* SUPPLIED RECORDS
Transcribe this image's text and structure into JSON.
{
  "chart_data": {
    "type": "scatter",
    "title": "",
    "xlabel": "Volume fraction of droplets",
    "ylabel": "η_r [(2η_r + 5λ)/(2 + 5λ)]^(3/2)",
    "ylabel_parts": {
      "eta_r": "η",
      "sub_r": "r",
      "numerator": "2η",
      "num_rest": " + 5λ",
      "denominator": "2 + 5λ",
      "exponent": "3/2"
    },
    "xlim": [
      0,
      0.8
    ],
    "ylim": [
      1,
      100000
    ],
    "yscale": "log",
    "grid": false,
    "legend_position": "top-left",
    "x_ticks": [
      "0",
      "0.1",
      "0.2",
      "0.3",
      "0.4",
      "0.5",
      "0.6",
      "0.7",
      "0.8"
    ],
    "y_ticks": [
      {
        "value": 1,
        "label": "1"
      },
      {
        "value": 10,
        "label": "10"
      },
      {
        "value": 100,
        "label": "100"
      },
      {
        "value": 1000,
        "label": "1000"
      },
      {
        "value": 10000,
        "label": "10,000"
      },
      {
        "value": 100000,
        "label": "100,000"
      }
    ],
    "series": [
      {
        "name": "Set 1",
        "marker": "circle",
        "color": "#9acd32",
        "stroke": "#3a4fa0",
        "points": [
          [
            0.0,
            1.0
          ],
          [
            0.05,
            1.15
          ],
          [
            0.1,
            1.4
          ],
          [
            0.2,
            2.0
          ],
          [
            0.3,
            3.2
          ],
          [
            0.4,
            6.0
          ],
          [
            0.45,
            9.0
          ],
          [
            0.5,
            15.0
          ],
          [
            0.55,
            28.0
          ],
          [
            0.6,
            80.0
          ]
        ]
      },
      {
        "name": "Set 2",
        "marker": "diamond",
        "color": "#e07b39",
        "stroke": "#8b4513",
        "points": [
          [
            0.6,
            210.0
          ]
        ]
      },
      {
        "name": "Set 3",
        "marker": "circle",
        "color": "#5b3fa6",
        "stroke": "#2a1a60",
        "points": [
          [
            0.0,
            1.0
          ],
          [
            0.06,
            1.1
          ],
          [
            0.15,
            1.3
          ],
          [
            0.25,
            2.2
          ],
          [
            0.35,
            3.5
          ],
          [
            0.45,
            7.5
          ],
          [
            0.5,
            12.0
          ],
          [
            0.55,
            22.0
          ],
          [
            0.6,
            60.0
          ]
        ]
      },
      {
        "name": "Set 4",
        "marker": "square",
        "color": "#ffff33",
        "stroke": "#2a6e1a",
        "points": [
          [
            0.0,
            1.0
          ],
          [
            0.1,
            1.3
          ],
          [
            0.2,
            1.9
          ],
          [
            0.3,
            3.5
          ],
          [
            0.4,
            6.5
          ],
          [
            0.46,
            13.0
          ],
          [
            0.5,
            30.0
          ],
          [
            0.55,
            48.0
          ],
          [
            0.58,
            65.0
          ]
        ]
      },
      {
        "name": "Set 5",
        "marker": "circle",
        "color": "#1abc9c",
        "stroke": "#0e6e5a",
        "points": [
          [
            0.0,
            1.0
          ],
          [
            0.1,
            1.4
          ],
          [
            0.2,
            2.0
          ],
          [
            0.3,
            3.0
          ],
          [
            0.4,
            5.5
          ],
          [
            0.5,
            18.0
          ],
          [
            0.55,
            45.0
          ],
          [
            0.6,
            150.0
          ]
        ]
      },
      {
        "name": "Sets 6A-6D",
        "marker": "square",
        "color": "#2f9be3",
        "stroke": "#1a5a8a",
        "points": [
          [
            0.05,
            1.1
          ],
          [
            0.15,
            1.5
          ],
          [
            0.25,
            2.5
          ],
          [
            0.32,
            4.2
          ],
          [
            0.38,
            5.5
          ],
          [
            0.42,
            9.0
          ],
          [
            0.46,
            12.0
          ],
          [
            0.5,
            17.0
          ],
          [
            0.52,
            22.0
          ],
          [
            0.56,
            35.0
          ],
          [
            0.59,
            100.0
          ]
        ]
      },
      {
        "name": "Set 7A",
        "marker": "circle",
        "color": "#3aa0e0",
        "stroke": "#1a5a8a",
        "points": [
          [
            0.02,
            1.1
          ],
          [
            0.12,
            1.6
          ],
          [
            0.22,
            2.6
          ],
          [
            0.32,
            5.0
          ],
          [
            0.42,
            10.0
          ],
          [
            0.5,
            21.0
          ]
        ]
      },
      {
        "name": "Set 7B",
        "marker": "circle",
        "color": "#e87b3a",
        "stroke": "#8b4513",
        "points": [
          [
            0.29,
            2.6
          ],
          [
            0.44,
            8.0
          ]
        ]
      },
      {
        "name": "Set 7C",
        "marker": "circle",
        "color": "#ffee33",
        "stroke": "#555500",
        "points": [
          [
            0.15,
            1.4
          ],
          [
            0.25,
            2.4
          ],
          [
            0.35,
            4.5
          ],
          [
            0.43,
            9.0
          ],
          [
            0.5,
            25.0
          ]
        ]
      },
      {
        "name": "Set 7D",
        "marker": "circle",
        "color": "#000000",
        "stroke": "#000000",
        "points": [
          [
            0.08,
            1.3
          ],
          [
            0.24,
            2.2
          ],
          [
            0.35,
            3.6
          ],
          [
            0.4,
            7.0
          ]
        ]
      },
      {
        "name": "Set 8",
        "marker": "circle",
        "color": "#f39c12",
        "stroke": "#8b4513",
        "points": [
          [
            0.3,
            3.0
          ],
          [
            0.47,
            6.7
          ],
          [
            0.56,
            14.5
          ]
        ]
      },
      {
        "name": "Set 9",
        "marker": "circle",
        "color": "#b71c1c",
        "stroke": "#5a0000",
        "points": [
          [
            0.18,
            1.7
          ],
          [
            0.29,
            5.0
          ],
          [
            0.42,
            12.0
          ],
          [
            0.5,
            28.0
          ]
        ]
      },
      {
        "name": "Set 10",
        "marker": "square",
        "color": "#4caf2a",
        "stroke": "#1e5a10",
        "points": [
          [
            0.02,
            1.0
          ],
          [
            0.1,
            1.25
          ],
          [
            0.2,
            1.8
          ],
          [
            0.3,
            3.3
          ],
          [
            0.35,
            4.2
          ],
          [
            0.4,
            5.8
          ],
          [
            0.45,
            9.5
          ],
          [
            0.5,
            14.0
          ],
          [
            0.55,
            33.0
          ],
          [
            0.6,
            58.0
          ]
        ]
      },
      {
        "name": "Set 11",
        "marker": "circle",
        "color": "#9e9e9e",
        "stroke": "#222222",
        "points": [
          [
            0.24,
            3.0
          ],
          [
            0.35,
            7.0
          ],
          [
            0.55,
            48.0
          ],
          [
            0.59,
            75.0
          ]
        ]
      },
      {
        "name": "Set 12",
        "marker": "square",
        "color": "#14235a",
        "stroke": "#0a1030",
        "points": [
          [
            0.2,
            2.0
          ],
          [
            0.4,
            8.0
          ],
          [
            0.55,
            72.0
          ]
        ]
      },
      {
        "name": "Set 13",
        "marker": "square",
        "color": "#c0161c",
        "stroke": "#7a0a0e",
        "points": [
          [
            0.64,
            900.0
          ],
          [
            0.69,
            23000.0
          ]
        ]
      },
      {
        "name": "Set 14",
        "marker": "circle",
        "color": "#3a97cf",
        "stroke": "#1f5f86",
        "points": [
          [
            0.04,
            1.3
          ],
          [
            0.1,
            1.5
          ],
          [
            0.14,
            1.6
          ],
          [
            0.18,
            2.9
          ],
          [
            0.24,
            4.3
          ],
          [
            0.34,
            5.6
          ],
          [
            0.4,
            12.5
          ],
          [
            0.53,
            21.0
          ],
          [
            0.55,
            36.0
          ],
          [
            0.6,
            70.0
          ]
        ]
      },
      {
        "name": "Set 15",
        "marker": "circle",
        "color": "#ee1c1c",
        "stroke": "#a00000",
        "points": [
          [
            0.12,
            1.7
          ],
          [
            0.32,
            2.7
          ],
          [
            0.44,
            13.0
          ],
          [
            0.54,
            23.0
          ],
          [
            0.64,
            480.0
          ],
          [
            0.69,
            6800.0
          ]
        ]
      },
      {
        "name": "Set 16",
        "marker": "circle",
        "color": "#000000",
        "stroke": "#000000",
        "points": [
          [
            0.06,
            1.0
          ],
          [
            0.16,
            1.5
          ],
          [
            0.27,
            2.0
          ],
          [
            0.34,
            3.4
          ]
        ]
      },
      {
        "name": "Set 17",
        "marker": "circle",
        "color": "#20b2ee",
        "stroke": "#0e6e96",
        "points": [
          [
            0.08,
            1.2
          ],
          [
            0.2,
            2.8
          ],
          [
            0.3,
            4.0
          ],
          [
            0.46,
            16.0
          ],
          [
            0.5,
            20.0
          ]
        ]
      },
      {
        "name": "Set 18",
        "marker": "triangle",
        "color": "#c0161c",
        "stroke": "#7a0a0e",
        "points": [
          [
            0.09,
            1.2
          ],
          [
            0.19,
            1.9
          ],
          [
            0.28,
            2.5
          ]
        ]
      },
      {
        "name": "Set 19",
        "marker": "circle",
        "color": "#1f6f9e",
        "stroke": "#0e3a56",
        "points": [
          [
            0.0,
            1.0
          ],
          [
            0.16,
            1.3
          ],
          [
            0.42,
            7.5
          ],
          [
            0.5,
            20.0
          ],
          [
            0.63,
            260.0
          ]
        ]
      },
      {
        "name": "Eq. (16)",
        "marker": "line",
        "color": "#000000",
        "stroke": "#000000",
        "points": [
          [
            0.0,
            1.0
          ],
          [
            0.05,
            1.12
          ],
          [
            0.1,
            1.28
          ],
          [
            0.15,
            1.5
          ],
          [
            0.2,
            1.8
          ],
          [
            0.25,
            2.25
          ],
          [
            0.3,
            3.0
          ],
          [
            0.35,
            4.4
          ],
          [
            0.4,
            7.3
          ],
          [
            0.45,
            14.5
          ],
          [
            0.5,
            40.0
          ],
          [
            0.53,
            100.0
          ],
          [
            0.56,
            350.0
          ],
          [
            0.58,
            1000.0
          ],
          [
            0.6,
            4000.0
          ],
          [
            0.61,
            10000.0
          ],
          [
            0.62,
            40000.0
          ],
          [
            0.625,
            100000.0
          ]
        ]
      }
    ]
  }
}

* DIRECTION
In the entries above, some lines may contain the string "value"; report how many, without additional comment.

* SOLUTION FOR THIS PROBLEM
6